### [Task details]
Find every line below that contains the word "title" and copy it out.

### [Data records]
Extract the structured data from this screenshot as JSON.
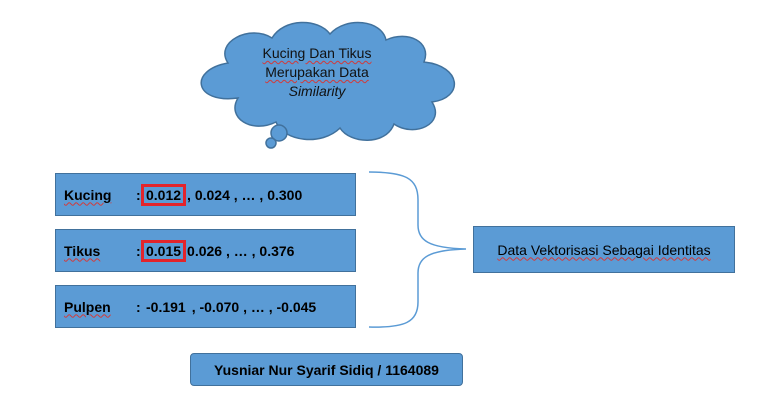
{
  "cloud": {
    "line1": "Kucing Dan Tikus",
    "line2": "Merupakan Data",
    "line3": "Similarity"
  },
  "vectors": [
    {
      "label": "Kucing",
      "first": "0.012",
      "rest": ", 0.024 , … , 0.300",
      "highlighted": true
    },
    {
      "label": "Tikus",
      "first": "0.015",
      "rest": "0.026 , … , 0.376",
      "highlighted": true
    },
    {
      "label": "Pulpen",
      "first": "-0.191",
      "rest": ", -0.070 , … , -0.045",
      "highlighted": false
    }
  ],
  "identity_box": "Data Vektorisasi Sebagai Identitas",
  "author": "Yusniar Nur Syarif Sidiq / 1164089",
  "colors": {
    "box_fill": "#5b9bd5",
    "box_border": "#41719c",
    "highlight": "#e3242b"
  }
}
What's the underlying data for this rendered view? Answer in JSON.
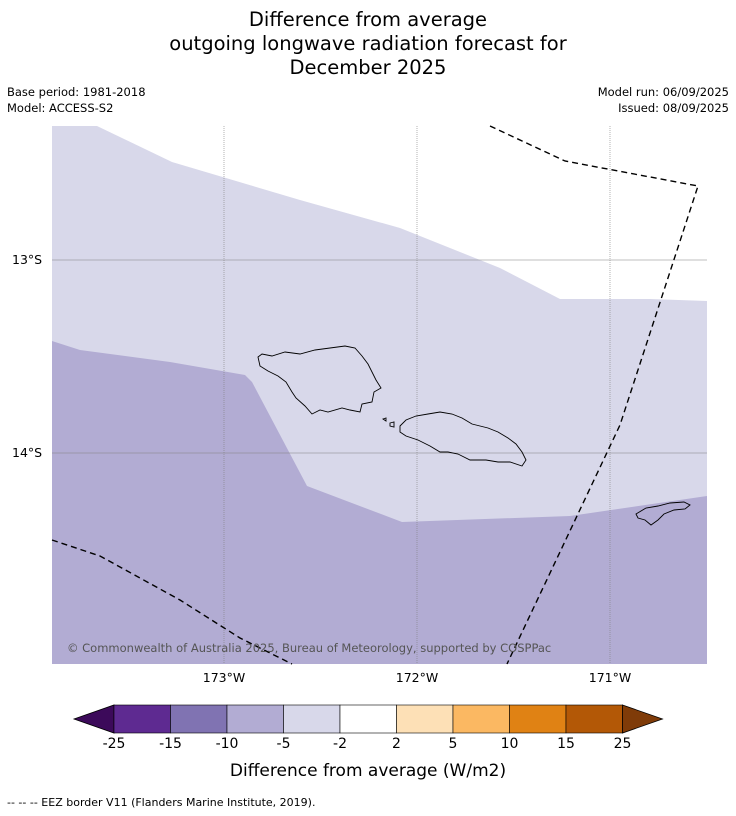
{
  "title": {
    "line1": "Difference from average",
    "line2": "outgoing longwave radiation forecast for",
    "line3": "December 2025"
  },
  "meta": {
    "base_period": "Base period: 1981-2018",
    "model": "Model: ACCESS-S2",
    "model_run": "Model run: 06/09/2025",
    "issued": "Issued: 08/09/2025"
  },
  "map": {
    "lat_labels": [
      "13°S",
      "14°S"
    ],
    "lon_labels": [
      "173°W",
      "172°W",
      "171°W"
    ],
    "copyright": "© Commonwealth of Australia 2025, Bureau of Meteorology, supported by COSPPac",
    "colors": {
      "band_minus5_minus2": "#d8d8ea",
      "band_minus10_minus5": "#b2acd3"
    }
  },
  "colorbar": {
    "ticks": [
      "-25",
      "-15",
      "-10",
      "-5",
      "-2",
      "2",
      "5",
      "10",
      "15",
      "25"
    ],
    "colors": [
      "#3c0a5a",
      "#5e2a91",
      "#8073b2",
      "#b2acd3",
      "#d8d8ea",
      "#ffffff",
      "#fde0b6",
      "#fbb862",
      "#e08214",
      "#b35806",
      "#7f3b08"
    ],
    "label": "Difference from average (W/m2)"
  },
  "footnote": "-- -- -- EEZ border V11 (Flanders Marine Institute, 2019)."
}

* * *

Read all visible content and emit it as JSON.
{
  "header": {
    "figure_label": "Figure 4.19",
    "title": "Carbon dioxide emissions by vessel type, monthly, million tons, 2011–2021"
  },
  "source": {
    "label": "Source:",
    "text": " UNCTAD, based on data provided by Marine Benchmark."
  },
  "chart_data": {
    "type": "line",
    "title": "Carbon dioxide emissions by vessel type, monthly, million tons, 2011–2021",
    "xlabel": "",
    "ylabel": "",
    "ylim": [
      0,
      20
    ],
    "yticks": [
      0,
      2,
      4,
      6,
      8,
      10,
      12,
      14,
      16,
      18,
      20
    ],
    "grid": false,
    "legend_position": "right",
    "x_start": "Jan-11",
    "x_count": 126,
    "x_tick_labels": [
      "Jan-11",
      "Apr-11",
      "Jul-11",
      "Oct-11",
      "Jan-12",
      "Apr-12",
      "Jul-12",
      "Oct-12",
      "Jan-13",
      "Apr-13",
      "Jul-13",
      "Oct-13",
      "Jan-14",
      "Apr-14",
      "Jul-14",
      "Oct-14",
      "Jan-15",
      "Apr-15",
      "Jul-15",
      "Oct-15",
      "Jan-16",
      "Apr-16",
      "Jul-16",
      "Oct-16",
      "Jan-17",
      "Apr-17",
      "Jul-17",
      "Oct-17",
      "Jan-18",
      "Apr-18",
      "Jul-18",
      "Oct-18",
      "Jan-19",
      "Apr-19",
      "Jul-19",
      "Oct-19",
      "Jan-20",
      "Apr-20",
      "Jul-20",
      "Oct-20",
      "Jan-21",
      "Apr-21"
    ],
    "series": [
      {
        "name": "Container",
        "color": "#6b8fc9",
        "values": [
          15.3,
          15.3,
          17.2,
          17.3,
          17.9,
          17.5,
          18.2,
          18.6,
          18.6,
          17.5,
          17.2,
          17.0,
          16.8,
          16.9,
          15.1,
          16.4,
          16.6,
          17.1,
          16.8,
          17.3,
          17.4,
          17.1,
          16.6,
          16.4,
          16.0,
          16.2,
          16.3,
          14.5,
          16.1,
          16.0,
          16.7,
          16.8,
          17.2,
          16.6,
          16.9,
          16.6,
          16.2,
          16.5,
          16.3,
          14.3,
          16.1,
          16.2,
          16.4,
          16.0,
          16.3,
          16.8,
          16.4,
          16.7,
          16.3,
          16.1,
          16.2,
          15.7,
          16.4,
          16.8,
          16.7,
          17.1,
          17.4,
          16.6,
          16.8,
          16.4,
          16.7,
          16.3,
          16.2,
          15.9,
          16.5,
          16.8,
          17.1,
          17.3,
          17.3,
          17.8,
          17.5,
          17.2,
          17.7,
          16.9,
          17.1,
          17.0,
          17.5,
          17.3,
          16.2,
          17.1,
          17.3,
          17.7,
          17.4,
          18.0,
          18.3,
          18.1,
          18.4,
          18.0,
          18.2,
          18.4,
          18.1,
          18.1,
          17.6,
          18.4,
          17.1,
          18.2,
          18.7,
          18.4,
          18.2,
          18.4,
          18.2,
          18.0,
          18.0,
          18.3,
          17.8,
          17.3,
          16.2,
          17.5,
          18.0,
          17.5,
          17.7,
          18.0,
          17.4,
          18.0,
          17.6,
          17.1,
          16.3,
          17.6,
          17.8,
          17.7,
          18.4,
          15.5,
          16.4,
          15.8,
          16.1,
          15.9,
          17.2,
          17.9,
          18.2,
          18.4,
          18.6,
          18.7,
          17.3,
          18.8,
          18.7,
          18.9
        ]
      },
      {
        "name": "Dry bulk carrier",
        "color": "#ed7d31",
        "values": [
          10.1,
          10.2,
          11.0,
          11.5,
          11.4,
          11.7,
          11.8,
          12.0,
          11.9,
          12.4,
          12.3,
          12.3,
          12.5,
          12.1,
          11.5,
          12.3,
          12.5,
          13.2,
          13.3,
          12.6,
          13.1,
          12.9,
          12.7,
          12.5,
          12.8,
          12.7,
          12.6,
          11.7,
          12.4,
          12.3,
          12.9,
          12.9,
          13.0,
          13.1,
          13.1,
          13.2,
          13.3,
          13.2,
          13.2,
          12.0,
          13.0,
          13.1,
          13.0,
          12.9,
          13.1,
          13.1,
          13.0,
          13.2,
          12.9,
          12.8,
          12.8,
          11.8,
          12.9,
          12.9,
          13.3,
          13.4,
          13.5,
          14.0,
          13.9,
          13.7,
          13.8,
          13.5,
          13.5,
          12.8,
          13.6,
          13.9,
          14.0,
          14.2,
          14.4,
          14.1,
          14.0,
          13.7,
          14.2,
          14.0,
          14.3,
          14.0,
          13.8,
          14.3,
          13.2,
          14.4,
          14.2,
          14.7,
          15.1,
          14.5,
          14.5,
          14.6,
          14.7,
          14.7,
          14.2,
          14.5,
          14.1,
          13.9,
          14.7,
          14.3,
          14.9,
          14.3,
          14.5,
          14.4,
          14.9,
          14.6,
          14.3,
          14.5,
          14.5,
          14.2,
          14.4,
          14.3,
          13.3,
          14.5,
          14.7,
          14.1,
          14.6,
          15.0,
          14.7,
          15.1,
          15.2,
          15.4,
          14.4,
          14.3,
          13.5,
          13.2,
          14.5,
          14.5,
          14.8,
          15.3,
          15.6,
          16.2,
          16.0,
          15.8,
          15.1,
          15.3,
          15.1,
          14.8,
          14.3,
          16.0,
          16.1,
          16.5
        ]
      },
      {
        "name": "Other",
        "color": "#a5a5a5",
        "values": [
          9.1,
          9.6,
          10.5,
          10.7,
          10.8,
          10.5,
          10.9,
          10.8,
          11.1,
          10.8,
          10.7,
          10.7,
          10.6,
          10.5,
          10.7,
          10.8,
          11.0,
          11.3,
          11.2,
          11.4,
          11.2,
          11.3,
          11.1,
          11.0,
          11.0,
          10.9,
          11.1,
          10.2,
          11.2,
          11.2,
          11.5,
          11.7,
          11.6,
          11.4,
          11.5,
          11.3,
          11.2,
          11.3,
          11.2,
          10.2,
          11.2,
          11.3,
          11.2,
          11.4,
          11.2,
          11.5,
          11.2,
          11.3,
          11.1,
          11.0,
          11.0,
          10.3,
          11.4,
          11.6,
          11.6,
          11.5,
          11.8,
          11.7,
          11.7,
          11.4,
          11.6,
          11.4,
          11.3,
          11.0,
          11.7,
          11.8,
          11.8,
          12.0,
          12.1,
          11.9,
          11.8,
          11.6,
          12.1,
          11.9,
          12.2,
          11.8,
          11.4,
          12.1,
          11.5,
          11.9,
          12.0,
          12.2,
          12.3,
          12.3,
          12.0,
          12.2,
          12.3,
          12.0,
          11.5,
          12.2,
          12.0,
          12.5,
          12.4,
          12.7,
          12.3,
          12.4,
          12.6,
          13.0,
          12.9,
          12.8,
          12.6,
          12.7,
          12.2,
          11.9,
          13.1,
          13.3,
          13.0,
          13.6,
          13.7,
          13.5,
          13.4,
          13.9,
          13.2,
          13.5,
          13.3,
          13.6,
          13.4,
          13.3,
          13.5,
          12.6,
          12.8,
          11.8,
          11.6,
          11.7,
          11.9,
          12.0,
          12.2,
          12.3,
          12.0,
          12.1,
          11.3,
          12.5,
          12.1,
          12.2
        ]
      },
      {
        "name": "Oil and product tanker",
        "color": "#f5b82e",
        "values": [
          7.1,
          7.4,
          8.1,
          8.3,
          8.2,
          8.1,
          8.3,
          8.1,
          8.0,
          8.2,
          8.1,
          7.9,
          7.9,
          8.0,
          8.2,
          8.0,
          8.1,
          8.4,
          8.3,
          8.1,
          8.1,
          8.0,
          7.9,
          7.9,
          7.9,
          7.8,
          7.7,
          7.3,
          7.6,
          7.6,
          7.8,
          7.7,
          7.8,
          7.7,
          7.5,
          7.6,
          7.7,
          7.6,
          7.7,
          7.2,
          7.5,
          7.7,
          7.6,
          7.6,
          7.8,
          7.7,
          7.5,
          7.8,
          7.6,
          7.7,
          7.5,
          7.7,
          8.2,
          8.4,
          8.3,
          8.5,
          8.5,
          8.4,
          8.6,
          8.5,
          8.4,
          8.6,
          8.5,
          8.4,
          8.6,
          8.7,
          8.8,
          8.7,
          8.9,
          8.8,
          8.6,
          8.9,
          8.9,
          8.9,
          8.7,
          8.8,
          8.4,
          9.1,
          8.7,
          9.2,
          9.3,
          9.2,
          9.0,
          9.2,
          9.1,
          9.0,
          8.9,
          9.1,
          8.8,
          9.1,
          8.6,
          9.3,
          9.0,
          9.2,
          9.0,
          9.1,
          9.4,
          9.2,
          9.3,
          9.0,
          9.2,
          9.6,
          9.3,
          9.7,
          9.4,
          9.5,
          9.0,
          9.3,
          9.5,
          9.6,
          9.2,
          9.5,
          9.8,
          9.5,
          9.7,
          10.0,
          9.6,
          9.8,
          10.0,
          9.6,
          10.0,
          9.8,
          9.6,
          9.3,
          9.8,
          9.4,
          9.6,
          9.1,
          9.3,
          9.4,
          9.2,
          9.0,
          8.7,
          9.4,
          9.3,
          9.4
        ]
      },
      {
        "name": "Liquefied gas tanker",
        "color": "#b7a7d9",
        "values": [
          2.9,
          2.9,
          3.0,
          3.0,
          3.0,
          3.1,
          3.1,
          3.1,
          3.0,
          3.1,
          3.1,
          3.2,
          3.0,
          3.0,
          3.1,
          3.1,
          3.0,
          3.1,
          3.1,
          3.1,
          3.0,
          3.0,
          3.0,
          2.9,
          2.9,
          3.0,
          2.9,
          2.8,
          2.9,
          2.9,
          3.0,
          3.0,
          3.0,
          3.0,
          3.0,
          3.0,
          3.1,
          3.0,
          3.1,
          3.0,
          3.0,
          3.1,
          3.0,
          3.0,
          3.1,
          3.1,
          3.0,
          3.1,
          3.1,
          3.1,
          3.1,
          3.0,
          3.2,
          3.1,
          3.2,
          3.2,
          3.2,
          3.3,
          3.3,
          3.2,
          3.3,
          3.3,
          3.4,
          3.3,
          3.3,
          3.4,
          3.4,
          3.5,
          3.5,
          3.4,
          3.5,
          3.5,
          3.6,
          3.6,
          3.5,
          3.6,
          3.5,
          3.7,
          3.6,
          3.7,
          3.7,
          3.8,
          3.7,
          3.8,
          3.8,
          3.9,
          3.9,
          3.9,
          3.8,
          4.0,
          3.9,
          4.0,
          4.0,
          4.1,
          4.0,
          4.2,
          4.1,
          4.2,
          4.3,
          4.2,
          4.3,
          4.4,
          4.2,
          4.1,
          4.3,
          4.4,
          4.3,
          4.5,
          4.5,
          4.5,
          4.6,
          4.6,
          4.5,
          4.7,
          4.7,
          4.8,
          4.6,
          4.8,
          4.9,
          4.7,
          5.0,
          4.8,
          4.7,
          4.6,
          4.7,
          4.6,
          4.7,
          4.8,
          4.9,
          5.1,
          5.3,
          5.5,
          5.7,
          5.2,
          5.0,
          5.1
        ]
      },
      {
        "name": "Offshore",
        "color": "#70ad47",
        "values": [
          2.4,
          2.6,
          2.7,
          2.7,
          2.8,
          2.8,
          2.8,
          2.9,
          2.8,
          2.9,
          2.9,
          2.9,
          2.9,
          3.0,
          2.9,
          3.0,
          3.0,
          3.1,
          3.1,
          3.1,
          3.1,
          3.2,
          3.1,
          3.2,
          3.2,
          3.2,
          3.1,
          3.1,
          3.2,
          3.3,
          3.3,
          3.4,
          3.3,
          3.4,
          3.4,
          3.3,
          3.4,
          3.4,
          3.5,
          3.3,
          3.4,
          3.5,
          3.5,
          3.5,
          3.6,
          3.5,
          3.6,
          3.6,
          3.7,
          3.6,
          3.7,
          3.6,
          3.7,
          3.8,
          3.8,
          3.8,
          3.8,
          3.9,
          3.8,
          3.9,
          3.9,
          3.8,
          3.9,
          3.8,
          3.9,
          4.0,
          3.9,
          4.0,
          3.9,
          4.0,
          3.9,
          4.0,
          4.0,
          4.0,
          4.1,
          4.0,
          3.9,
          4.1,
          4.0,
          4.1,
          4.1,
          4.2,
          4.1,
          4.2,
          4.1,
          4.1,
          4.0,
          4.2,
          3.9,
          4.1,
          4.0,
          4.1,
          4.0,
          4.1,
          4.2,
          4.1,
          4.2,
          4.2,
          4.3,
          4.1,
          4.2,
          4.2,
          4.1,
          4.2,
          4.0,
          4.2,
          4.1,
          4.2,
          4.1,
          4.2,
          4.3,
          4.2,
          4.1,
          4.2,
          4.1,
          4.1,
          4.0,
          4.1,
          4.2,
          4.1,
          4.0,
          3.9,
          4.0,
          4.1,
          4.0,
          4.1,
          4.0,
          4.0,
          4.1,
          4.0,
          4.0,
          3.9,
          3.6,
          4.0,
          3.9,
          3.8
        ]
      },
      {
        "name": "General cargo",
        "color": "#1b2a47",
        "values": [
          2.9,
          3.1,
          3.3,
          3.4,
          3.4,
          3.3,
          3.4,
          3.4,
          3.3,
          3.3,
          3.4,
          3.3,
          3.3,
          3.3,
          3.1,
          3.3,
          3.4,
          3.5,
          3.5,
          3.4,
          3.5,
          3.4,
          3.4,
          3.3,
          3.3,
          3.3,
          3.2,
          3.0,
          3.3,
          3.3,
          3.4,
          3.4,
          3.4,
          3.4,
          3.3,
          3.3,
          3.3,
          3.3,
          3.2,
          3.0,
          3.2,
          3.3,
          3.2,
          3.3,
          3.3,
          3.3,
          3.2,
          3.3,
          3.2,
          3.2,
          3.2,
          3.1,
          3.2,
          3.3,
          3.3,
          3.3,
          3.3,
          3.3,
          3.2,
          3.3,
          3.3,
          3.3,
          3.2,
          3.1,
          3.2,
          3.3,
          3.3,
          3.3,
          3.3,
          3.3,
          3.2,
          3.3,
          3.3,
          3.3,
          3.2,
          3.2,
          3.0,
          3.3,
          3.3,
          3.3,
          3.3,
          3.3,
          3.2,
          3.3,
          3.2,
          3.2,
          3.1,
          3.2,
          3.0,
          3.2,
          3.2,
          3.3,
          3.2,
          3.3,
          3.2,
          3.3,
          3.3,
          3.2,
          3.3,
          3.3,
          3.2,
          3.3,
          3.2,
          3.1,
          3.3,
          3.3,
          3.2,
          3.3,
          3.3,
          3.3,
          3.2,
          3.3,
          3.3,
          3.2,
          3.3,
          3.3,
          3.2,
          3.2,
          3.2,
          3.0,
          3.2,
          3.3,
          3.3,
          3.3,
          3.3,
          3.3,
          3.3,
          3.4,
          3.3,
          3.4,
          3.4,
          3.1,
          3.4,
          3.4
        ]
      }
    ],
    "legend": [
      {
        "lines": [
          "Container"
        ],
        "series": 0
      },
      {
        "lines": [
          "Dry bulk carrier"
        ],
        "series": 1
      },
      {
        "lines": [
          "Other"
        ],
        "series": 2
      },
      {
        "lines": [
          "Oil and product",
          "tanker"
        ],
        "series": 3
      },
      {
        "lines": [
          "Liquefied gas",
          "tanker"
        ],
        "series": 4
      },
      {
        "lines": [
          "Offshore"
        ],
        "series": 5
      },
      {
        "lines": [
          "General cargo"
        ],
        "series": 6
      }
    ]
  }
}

### [Worked solution]
  "title": {
    "title": "Carbon dioxide emissions by vessel type, monthly, million tons, 2011–2021"
    "title": "Carbon dioxide emissions by vessel type, monthly, million tons, 2011–2021",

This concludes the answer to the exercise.